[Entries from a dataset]
____
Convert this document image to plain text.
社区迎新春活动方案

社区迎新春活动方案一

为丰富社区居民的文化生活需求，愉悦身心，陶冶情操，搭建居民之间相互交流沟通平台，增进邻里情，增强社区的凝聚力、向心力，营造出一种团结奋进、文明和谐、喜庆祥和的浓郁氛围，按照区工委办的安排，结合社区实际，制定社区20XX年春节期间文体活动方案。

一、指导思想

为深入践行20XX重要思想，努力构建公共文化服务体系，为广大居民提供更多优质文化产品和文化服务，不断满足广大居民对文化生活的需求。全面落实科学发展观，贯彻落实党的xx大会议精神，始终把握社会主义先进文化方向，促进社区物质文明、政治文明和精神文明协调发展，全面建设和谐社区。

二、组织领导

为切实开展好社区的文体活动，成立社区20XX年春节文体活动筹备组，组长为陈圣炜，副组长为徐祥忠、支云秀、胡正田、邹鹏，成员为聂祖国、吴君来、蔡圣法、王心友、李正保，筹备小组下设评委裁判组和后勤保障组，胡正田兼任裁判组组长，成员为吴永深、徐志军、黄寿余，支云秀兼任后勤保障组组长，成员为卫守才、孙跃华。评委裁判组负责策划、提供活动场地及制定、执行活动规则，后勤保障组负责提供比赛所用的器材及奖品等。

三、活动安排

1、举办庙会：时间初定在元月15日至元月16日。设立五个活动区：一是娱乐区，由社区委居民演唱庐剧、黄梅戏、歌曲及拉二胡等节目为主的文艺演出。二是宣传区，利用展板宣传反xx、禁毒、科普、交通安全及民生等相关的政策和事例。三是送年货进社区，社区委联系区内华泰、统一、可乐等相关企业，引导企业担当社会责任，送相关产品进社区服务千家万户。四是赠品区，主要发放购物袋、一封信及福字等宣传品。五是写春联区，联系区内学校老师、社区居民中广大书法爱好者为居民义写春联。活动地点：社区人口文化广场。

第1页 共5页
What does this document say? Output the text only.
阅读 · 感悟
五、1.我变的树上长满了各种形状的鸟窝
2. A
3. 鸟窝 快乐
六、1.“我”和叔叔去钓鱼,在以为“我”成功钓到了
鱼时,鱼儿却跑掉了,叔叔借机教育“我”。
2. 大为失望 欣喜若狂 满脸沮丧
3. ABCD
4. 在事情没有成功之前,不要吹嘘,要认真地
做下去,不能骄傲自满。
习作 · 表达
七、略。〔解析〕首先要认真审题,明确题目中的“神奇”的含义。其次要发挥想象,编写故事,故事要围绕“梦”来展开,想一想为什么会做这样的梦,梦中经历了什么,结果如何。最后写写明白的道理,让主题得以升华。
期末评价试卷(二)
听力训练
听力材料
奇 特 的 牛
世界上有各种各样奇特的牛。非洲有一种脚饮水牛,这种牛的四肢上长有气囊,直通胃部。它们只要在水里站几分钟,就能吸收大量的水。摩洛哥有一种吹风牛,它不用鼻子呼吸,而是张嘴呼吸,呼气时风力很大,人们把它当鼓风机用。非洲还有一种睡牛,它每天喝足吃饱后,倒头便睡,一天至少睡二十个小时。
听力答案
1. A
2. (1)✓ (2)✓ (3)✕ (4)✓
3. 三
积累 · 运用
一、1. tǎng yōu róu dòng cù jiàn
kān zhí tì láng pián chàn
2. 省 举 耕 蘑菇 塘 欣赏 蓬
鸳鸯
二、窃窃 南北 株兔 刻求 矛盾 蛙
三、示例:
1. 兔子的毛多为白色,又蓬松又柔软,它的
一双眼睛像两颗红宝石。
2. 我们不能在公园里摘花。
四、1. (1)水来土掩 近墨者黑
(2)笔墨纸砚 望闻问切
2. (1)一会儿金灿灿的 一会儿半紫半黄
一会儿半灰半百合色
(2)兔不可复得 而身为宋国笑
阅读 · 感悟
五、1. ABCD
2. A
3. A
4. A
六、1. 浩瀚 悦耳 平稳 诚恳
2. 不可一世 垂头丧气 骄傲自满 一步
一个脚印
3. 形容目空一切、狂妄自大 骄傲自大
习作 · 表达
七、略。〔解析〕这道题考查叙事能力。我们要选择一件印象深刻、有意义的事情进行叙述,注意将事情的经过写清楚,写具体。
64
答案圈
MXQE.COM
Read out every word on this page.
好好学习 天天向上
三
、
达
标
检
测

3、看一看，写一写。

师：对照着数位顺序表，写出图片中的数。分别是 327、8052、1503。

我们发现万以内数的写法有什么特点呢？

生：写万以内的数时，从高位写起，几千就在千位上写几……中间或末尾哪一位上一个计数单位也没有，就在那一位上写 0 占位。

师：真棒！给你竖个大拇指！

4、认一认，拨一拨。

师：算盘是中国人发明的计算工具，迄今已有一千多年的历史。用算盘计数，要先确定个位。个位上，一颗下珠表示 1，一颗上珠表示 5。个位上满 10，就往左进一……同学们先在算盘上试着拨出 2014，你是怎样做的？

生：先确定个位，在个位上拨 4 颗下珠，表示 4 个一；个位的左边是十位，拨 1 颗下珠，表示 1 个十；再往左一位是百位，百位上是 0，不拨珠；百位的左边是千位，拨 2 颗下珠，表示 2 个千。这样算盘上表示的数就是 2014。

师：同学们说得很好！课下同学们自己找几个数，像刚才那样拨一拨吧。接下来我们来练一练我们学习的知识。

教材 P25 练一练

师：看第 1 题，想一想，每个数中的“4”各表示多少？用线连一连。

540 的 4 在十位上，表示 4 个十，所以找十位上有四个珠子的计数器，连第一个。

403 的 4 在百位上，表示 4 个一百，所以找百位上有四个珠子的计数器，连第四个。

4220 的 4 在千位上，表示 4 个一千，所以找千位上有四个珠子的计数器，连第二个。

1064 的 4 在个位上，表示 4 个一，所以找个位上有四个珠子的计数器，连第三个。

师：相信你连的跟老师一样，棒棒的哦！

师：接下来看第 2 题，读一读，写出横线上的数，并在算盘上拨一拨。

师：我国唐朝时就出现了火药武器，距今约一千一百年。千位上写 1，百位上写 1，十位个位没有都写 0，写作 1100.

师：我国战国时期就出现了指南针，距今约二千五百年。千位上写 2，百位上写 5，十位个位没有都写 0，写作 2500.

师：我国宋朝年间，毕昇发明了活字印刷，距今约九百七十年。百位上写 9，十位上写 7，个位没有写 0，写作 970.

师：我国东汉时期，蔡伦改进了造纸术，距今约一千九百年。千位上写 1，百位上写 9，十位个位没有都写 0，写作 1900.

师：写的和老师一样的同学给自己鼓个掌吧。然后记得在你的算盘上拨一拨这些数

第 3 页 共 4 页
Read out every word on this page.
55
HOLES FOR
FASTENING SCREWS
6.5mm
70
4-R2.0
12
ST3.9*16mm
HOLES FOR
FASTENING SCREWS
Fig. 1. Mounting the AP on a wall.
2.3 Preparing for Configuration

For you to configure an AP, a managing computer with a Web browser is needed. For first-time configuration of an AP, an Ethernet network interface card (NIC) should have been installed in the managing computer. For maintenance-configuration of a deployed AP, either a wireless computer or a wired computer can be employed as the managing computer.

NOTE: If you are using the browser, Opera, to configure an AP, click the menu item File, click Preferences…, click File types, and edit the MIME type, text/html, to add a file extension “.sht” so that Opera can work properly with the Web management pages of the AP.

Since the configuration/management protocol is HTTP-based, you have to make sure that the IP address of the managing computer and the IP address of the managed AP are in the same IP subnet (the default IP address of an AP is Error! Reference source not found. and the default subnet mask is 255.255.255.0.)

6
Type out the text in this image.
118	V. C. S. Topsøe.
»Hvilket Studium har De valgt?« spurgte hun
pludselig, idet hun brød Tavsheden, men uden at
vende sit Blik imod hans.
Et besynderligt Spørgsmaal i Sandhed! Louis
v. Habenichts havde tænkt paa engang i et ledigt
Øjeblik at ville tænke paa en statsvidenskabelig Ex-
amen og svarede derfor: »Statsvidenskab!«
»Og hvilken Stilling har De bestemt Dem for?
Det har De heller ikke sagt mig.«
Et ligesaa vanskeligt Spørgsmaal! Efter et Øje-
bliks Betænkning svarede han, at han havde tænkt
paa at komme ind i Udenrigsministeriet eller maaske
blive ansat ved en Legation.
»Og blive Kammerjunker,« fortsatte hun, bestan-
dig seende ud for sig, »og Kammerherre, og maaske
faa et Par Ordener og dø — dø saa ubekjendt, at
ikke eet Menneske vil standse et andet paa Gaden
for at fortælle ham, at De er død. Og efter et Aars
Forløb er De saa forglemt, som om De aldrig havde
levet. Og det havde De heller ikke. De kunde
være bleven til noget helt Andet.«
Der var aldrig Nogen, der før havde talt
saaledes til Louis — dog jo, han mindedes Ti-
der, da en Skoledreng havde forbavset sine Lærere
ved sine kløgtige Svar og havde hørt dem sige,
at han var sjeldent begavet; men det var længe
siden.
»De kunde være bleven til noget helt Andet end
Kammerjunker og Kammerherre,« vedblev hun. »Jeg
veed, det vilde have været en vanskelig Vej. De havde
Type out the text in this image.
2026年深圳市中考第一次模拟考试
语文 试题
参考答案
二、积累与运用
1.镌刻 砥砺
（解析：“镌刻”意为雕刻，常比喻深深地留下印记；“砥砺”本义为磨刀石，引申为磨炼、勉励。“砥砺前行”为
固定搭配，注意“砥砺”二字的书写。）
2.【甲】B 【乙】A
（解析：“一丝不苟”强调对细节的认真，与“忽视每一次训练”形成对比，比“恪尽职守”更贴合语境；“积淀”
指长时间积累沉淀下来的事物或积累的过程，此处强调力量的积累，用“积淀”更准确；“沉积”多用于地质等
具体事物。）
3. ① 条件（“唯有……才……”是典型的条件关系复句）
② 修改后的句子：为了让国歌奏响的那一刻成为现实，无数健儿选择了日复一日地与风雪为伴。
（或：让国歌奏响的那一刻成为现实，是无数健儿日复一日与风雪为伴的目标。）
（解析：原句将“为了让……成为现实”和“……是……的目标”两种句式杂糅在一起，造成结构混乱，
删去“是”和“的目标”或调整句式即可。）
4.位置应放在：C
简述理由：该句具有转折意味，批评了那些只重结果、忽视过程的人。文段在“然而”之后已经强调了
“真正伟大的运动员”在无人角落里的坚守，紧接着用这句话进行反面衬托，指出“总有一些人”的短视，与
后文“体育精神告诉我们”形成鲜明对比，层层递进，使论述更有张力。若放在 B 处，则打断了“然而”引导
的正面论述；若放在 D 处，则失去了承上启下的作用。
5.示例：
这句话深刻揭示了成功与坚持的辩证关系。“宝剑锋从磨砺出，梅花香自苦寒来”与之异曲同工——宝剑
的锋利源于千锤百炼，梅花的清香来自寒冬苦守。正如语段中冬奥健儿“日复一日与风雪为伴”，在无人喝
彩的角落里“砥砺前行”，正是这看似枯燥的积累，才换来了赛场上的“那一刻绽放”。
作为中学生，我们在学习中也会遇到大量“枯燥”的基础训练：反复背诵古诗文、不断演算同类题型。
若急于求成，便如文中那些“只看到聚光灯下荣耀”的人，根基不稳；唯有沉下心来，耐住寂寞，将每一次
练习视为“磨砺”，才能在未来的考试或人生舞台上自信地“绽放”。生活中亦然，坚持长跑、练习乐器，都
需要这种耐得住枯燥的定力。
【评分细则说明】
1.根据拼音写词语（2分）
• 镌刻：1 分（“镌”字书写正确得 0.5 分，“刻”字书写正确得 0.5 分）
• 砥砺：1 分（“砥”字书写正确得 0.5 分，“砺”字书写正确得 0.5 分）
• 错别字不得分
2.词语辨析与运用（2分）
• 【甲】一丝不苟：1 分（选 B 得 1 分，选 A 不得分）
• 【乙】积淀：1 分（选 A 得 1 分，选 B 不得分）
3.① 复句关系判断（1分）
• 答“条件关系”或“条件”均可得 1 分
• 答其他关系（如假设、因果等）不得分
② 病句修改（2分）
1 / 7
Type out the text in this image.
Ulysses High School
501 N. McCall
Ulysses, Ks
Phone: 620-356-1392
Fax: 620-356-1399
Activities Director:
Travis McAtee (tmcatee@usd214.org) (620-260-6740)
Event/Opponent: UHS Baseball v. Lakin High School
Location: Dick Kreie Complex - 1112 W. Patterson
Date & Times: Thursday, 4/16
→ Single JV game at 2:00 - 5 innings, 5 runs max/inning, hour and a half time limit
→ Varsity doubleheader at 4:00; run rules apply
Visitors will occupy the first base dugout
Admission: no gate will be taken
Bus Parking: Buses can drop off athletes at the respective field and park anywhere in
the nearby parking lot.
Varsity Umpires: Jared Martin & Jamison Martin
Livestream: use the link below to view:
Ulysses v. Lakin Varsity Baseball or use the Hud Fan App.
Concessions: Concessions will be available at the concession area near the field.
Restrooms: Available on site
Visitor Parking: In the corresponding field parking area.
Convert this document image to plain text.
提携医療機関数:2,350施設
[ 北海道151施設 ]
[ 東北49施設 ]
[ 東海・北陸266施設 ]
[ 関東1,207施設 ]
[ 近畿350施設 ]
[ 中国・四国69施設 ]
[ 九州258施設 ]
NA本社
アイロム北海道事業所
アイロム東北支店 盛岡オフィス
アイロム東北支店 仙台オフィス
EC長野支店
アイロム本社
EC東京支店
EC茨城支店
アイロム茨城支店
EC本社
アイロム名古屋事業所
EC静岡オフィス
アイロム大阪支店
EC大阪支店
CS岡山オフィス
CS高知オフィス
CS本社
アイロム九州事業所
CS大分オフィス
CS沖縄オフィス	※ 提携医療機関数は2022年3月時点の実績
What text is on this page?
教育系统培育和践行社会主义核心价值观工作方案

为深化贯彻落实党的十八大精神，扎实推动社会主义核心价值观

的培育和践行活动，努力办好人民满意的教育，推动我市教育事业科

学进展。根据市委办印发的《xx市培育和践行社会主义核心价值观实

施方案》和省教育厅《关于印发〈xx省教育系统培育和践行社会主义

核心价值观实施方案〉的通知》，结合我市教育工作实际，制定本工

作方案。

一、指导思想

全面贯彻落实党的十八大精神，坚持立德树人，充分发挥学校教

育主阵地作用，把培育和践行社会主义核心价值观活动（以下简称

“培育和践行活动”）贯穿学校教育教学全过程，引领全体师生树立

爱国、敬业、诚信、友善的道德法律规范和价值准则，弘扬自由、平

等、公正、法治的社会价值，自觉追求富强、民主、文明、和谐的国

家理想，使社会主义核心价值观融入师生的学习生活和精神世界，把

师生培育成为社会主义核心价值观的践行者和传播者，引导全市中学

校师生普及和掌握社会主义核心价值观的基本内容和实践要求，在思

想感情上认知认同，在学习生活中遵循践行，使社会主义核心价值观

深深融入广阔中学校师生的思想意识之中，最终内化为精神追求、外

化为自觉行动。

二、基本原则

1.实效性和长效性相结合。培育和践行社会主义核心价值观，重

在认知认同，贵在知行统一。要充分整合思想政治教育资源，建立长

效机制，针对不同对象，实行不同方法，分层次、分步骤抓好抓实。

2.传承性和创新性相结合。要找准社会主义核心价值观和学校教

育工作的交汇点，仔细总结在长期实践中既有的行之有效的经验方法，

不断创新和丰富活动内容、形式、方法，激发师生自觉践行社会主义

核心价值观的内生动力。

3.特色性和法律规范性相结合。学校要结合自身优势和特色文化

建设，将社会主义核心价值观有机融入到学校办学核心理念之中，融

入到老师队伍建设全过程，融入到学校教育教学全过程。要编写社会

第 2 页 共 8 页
____
In the records above, collect each line with "Baseball".

• **CORRECT RESPONSE**:
Event/Opponent: UHS Baseball v. Lakin High School
Ulysses v. Lakin Varsity Baseball or use the Hud Fan App.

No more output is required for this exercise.